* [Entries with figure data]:
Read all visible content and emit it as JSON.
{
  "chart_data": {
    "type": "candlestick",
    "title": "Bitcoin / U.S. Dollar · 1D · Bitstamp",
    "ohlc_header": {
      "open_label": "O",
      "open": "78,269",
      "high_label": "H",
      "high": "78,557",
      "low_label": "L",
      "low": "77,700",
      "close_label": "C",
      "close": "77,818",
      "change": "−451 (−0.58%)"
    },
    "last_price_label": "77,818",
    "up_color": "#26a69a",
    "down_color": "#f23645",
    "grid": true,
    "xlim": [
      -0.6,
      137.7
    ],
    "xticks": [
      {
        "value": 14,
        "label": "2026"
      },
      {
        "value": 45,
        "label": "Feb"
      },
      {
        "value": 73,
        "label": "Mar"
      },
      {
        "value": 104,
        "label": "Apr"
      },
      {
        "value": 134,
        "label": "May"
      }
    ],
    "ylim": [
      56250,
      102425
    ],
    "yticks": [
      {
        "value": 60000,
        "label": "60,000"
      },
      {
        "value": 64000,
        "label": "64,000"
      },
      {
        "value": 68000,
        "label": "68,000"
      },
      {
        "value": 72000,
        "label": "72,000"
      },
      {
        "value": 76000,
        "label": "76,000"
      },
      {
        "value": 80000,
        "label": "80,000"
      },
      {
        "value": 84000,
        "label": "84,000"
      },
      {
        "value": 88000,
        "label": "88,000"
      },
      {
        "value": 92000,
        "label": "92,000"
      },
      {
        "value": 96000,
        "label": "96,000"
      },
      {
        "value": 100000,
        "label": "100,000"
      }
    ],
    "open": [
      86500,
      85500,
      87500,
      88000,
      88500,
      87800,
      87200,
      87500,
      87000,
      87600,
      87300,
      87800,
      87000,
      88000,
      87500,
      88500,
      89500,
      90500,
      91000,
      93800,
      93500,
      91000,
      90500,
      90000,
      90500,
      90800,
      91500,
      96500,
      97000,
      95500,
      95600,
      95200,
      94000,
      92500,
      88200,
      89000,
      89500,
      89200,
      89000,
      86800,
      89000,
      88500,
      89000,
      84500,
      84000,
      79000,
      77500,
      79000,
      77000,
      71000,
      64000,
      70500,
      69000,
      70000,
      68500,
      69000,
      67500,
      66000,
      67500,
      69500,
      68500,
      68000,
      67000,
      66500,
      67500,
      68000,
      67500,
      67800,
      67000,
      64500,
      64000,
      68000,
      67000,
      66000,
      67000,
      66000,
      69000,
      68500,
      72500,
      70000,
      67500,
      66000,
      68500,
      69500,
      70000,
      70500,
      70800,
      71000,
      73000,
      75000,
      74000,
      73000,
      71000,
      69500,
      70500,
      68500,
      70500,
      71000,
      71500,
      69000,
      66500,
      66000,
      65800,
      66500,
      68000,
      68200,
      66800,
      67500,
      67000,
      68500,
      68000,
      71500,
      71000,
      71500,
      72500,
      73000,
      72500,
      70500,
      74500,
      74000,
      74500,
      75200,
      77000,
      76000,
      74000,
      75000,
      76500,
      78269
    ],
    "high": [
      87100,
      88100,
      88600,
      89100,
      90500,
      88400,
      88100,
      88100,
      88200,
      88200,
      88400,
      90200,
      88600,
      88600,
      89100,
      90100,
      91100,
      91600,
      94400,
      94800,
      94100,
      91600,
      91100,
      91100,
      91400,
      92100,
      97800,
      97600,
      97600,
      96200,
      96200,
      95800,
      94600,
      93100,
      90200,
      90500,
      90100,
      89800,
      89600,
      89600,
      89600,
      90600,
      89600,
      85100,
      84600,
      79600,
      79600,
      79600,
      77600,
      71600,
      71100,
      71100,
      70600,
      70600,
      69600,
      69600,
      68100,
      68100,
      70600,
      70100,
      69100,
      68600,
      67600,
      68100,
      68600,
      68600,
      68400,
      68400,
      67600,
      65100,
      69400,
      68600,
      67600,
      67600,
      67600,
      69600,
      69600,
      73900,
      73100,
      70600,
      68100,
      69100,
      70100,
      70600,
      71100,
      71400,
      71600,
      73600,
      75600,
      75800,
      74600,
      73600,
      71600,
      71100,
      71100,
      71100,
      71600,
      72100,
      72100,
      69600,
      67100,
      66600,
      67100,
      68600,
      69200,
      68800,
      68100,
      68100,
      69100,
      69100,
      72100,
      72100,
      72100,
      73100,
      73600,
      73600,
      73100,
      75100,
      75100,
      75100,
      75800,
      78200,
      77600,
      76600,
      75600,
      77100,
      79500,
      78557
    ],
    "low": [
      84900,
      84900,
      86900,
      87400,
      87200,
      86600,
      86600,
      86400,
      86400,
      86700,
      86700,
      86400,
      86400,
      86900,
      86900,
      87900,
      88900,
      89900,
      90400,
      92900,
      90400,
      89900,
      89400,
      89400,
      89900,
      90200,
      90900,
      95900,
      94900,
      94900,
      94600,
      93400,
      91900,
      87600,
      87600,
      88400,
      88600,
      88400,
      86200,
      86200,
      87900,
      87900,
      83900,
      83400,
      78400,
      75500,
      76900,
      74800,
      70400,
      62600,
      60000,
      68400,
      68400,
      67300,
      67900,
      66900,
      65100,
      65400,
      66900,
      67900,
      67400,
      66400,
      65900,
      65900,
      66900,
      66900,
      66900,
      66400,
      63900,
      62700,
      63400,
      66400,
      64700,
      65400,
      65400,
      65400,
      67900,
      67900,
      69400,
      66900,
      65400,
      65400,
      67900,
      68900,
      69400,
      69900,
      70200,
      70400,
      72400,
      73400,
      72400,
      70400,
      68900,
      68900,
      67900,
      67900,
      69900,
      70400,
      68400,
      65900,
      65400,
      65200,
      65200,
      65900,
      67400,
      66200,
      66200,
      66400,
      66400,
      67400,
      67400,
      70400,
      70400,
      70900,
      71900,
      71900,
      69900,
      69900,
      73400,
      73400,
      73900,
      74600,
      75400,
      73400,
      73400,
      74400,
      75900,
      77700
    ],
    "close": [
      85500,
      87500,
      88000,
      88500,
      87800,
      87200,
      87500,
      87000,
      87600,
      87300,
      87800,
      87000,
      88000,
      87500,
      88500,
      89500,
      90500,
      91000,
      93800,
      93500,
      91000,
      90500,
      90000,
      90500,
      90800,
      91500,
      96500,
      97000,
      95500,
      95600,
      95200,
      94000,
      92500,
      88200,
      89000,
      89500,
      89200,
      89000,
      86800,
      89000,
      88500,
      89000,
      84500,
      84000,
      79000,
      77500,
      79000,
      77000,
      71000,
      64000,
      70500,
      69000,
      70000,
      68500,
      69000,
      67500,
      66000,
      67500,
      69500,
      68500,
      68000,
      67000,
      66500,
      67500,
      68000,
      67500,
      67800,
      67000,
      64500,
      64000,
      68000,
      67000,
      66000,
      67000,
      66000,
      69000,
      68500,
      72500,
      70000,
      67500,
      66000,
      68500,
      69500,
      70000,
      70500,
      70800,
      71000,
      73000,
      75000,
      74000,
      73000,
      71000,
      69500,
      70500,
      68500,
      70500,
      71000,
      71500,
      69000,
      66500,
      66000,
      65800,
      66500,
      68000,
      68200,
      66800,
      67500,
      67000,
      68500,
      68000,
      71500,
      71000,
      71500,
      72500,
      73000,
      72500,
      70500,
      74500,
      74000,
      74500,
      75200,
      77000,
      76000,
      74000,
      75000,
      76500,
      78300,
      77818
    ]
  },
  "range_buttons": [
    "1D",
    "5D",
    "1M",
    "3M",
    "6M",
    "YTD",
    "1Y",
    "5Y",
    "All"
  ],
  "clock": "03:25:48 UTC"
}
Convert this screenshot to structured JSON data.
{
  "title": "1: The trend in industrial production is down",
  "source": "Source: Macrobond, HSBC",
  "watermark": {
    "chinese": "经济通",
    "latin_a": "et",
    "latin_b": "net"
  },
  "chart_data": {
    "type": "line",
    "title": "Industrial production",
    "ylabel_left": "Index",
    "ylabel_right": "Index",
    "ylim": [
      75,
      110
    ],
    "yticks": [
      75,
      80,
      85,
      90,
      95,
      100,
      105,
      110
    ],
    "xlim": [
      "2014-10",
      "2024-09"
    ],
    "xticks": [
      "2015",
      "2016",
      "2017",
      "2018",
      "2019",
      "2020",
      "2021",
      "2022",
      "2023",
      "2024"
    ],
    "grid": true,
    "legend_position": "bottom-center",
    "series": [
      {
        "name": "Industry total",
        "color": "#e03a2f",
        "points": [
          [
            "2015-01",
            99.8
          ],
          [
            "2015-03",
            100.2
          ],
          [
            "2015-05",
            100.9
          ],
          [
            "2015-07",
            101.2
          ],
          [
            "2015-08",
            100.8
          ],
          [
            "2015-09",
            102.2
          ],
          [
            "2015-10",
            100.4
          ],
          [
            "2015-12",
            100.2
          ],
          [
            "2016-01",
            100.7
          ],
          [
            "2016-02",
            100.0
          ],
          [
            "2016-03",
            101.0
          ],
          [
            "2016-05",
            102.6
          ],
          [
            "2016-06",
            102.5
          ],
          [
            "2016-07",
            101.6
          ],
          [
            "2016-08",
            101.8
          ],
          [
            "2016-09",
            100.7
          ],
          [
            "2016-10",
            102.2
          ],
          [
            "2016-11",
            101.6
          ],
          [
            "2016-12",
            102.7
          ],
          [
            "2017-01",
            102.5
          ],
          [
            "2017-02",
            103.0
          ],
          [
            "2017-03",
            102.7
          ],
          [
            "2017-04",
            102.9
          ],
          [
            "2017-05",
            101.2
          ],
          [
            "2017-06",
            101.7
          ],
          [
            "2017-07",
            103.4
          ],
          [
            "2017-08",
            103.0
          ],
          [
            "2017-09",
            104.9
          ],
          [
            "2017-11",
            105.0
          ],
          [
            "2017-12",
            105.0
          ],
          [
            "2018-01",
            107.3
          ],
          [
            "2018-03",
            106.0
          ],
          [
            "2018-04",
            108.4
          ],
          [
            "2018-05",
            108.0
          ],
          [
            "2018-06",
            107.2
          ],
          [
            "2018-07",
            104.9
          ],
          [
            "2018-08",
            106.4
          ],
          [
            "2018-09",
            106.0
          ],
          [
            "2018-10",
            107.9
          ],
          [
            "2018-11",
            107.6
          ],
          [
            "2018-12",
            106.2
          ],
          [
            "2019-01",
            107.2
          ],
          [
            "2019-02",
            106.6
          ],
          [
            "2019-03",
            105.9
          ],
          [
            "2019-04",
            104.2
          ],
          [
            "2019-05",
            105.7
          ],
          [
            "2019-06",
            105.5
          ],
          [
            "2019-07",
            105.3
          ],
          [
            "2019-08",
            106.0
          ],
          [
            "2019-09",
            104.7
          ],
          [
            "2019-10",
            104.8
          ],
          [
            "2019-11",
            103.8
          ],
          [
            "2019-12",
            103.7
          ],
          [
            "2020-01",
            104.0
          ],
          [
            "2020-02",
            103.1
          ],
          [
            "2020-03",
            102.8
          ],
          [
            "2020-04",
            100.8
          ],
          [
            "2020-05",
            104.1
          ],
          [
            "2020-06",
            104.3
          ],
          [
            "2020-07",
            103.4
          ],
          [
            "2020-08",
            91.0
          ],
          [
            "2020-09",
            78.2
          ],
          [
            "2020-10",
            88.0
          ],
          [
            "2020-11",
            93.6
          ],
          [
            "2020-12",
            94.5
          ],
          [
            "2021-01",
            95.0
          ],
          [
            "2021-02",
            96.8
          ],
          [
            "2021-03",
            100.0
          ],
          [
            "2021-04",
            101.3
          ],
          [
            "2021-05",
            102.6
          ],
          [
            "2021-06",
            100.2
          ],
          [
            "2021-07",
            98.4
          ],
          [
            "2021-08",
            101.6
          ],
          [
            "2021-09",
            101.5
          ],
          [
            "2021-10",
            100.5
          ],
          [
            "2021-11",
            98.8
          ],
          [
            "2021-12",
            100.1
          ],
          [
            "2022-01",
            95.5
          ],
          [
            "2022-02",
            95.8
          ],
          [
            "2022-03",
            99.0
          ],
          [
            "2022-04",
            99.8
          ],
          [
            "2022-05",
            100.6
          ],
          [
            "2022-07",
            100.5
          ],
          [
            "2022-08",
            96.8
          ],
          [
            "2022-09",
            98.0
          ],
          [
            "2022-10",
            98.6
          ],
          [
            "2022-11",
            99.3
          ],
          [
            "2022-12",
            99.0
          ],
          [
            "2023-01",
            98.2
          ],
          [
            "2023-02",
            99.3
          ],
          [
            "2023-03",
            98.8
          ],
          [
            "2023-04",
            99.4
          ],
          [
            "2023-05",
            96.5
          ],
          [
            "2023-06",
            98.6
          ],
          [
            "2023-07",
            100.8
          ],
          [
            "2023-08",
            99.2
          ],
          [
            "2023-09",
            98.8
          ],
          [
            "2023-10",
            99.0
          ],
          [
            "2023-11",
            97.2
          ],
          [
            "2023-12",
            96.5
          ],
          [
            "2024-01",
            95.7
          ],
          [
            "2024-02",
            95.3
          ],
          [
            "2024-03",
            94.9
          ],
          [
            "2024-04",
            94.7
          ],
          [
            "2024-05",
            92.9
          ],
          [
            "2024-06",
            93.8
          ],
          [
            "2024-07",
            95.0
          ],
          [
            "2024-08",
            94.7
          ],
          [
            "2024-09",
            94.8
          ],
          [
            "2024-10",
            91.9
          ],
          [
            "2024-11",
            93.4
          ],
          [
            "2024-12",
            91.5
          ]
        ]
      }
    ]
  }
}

* [What you need to do]:
What is the number of lines in the records above that include the word "title"? Reply with that number and nothing more.

* [The result]:
3